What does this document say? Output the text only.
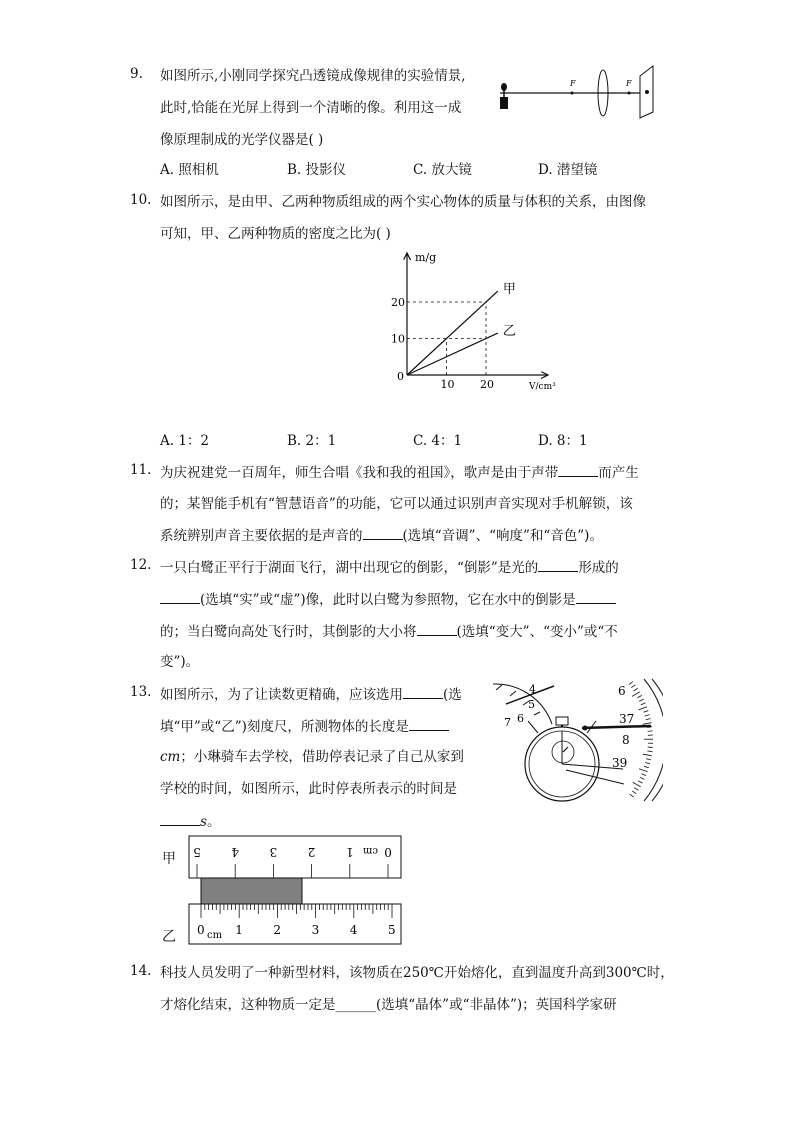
9.	如图所示,小刚同学探究凸透镜成像规律的实验情景,
此时,恰能在光屏上得到一个清晰的像。利用这一成
像原理制成的光学仪器是( )
A. 照相机	B. 投影仪	C. 放大镜	D. 潜望镜
F	F
10. 如图所示，是由甲、乙两种物质组成的两个实心物体的质量与体积的关系，由图像
可知，甲、乙两种物质的密度之比为( )
m/g
V/cm³
0
10 20
10
20
甲
乙
A. 1：2	B. 2：1	C. 4：1	D. 8：1
11. 为庆祝建党一百周年，师生合唱《我和我的祖国》，歌声是由于声带	而产生
的；某智能手机有“智慧语音”的功能，它可以通过识别声音实现对手机解锁，该
系统辨别声音主要依据的是声音的	(选填“音调”、“响度”和“音色”)。
12. 一只白鹭正平行于湖面飞行，湖中出现它的倒影，“倒影”是光的	形成的
(选填“实”或“虚”)像，此时以白鹭为参照物，它在水中的倒影是
的；当白鹭向高处飞行时，其倒影的大小将	(选填“变大”、“变小”或“不
变”)。
13. 如图所示，为了让读数更精确，应该选用	(选
填“甲”或“乙”)刻度尺，所测物体的长度是
cm；小琳骑车去学校，借助停表记录了自己从家到
学校的时间，如图所示，此时停表所表示的时间是
s。
4
5
6
7
6
37
8
39
甲
乙
0
1
2
3
4
5	cm
0	1	2	3	4	5
cm
14. 科技人员发明了一种新型材料，该物质在250℃开始熔化，直到温度升高到300℃时，
才熔化结束，这种物质一定是______(选填“晶体”或“非晶体”)；英国科学家研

==============================

▶ _Task_: Transcribe the whole listing exactly. Pictures are excluded.

▶ _Written response_:
What does this document say? Output the text only.
9.	如图所示,小刚同学探究凸透镜成像规律的实验情景,
此时,恰能在光屏上得到一个清晰的像。利用这一成
像原理制成的光学仪器是( )
A. 照相机	B. 投影仪	C. 放大镜	D. 潜望镜
F	F
10. 如图所示，是由甲、乙两种物质组成的两个实心物体的质量与体积的关系，由图像
可知，甲、乙两种物质的密度之比为( )
m/g
V/cm³
0
10 20
10
20
甲
乙
A. 1：2	B. 2：1	C. 4：1	D. 8：1
11. 为庆祝建党一百周年，师生合唱《我和我的祖国》，歌声是由于声带	而产生
的；某智能手机有“智慧语音”的功能，它可以通过识别声音实现对手机解锁，该
系统辨别声音主要依据的是声音的	(选填“音调”、“响度”和“音色”)。
12. 一只白鹭正平行于湖面飞行，湖中出现它的倒影，“倒影”是光的	形成的
(选填“实”或“虚”)像，此时以白鹭为参照物，它在水中的倒影是
的；当白鹭向高处飞行时，其倒影的大小将	(选填“变大”、“变小”或“不
变”)。
13. 如图所示，为了让读数更精确，应该选用	(选
填“甲”或“乙”)刻度尺，所测物体的长度是
cm；小琳骑车去学校，借助停表记录了自己从家到
学校的时间，如图所示，此时停表所表示的时间是
s。
4
5
6
7
6
37
8
39
甲
乙
0
1
2
3
4
5	cm
0	1	2	3	4	5
cm
14. 科技人员发明了一种新型材料，该物质在250℃开始熔化，直到温度升高到300℃时，
才熔化结束，这种物质一定是______(选填“晶体”或“非晶体”)；英国科学家研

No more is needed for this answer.